[Dataset items]
_ _ _ _
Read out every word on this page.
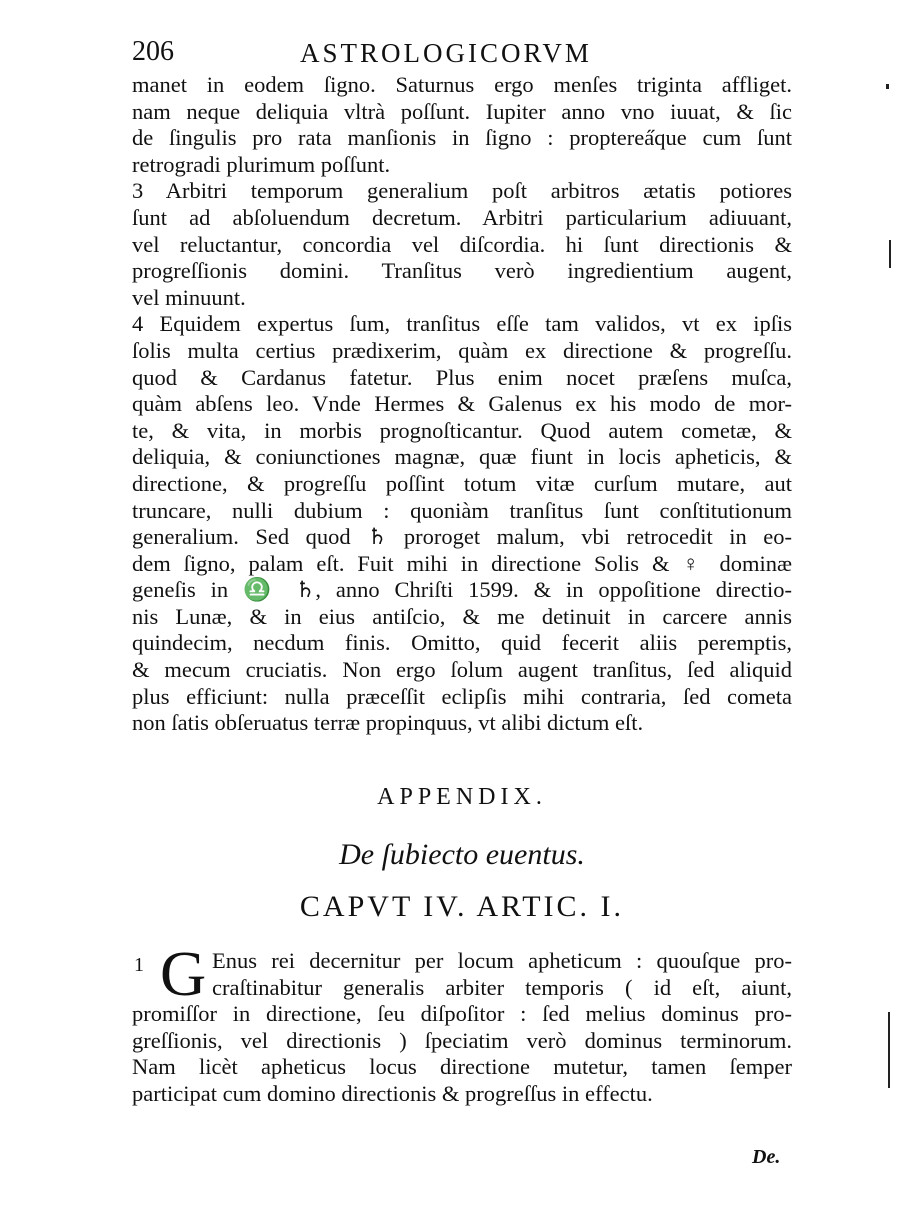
206	ASTROLOGICORVM
manet in eodem ſigno. Saturnus ergo menſes triginta affliget.
nam neque deliquia vltrà poſſunt. Iupiter anno vno iuuat, & ſic
de ſingulis pro rata manſionis in ſigno : propterea̋que cum ſunt
retrogradi plurimum poſſunt.
3 Arbitri temporum generalium poſt arbitros ætatis potiores
ſunt ad abſoluendum decretum. Arbitri particularium adiuuant,
vel reluctantur, concordia vel diſcordia. hi ſunt directionis &
progreſſionis domini. Tranſitus verò ingredientium augent,
vel minuunt.
4 Equidem expertus ſum, tranſitus eſſe tam validos, vt ex ipſis
ſolis multa certius prædixerim, quàm ex directione & progreſſu.
quod & Cardanus fatetur. Plus enim nocet præſens muſca,
quàm abſens leo. Vnde Hermes & Galenus ex his modo de mor-
te, & vita, in morbis prognoſticantur. Quod autem cometæ, &
deliquia, & coniunctiones magnæ, quæ fiunt in locis apheticis, &
directione, & progreſſu poſſint totum vitæ curſum mutare, aut
truncare, nulli dubium : quoniàm tranſitus ſunt conſtitutionum
generalium. Sed quod ♄ proroget malum, vbi retrocedit in eo-
dem ſigno, palam eſt. Fuit mihi in directione Solis & ♀ dominæ
geneſis in ♎ ♄, anno Chriſti 1599. & in oppoſitione directio-
nis Lunæ, & in eius antiſcio, & me detinuit in carcere annis
quindecim, necdum finis. Omitto, quid fecerit aliis peremptis,
& mecum cruciatis. Non ergo ſolum augent tranſitus, ſed aliquid
plus efficiunt: nulla præceſſit eclipſis mihi contraria, ſed cometa
non ſatis obſeruatus terræ propinquus, vt alibi dictum eſt.
APPENDIX.
De ſubiecto euentus.
CAPVT IV. ARTIC. I.
1 G Enus rei decernitur per locum apheticum : quouſque pro-
craſtinabitur generalis arbiter temporis ( id eſt, aiunt,
promiſſor in directione, ſeu diſpoſitor : ſed melius dominus pro-
greſſionis, vel directionis ) ſpeciatim verò dominus terminorum.
Nam licèt apheticus locus directione mutetur, tamen ſemper
participat cum domino directionis & progreſſus in effectu.
De.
_ _ _ _
In the entries above, find each line with the word "poſſunt" and show it.

nam neque deliquia vltrà poſſunt. Iupiter anno vno iuuat, & ſic
retrogradi plurimum poſſunt.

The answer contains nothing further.